--- BEGIN ---

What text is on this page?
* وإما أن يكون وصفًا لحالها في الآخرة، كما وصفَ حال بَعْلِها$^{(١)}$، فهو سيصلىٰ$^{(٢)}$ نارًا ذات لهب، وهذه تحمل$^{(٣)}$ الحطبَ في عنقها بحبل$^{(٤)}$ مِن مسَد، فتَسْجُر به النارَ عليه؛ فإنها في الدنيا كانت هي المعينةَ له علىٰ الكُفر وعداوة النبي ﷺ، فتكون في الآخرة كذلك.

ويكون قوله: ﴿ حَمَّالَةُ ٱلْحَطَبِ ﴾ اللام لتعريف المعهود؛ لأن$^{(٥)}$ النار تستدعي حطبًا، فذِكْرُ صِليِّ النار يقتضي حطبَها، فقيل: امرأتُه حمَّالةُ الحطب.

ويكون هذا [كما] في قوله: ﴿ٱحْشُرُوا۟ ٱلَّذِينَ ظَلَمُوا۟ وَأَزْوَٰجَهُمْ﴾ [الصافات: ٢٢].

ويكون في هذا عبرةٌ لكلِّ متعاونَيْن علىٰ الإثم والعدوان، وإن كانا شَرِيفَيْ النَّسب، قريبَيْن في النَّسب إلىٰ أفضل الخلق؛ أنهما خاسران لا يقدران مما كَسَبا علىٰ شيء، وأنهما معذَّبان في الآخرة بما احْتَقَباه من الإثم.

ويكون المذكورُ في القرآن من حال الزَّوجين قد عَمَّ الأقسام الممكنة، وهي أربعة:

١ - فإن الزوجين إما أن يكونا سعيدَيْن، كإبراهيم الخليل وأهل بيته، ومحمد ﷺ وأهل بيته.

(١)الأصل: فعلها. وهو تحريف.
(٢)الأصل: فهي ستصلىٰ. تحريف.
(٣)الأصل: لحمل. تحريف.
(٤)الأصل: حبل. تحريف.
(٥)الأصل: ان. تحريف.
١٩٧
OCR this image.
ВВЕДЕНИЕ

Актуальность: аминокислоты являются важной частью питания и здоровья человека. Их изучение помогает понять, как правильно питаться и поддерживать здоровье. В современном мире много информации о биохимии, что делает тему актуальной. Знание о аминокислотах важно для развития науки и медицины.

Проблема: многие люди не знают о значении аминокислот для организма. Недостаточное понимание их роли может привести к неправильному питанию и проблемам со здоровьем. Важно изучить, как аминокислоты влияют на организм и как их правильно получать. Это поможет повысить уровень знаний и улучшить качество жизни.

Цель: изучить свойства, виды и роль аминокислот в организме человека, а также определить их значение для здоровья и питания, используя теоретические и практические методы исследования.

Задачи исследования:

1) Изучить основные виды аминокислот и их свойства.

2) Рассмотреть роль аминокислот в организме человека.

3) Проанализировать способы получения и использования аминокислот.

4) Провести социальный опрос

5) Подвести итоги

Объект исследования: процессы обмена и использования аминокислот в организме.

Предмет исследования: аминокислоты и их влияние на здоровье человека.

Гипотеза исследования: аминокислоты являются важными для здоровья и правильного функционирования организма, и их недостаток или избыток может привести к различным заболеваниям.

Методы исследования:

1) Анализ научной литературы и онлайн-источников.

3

--- END ---

◆ Stated goal ◆
Reproduce the material in full, with no word added or dropped.

◆ Task result ◆
What text is on this page?
* وإما أن يكون وصفًا لحالها في الآخرة، كما وصفَ حال بَعْلِها$^{(١)}$، فهو سيصلىٰ$^{(٢)}$ نارًا ذات لهب، وهذه تحمل$^{(٣)}$ الحطبَ في عنقها بحبل$^{(٤)}$ مِن مسَد، فتَسْجُر به النارَ عليه؛ فإنها في الدنيا كانت هي المعينةَ له علىٰ الكُفر وعداوة النبي ﷺ، فتكون في الآخرة كذلك.

ويكون قوله: ﴿ حَمَّالَةُ ٱلْحَطَبِ ﴾ اللام لتعريف المعهود؛ لأن$^{(٥)}$ النار تستدعي حطبًا، فذِكْرُ صِليِّ النار يقتضي حطبَها، فقيل: امرأتُه حمَّالةُ الحطب.

ويكون هذا [كما] في قوله: ﴿ٱحْشُرُوا۟ ٱلَّذِينَ ظَلَمُوا۟ وَأَزْوَٰجَهُمْ﴾ [الصافات: ٢٢].

ويكون في هذا عبرةٌ لكلِّ متعاونَيْن علىٰ الإثم والعدوان، وإن كانا شَرِيفَيْ النَّسب، قريبَيْن في النَّسب إلىٰ أفضل الخلق؛ أنهما خاسران لا يقدران مما كَسَبا علىٰ شيء، وأنهما معذَّبان في الآخرة بما احْتَقَباه من الإثم.

ويكون المذكورُ في القرآن من حال الزَّوجين قد عَمَّ الأقسام الممكنة، وهي أربعة:

١ - فإن الزوجين إما أن يكونا سعيدَيْن، كإبراهيم الخليل وأهل بيته، ومحمد ﷺ وأهل بيته.

(١)الأصل: فعلها. وهو تحريف.
(٢)الأصل: فهي ستصلىٰ. تحريف.
(٣)الأصل: لحمل. تحريف.
(٤)الأصل: حبل. تحريف.
(٥)الأصل: ان. تحريف.
١٩٧
OCR this image.
ВВЕДЕНИЕ

Актуальность: аминокислоты являются важной частью питания и здоровья человека. Их изучение помогает понять, как правильно питаться и поддерживать здоровье. В современном мире много информации о биохимии, что делает тему актуальной. Знание о аминокислотах важно для развития науки и медицины.

Проблема: многие люди не знают о значении аминокислот для организма. Недостаточное понимание их роли может привести к неправильному питанию и проблемам со здоровьем. Важно изучить, как аминокислоты влияют на организм и как их правильно получать. Это поможет повысить уровень знаний и улучшить качество жизни.

Цель: изучить свойства, виды и роль аминокислот в организме человека, а также определить их значение для здоровья и питания, используя теоретические и практические методы исследования.

Задачи исследования:

1) Изучить основные виды аминокислот и их свойства.

2) Рассмотреть роль аминокислот в организме человека.

3) Проанализировать способы получения и использования аминокислот.

4) Провести социальный опрос

5) Подвести итоги

Объект исследования: процессы обмена и использования аминокислот в организме.

Предмет исследования: аминокислоты и их влияние на здоровье человека.

Гипотеза исследования: аминокислоты являются важными для здоровья и правильного функционирования организма, и их недостаток или избыток может привести к различным заболеваниям.

Методы исследования:

1) Анализ научной литературы и онлайн-источников.

3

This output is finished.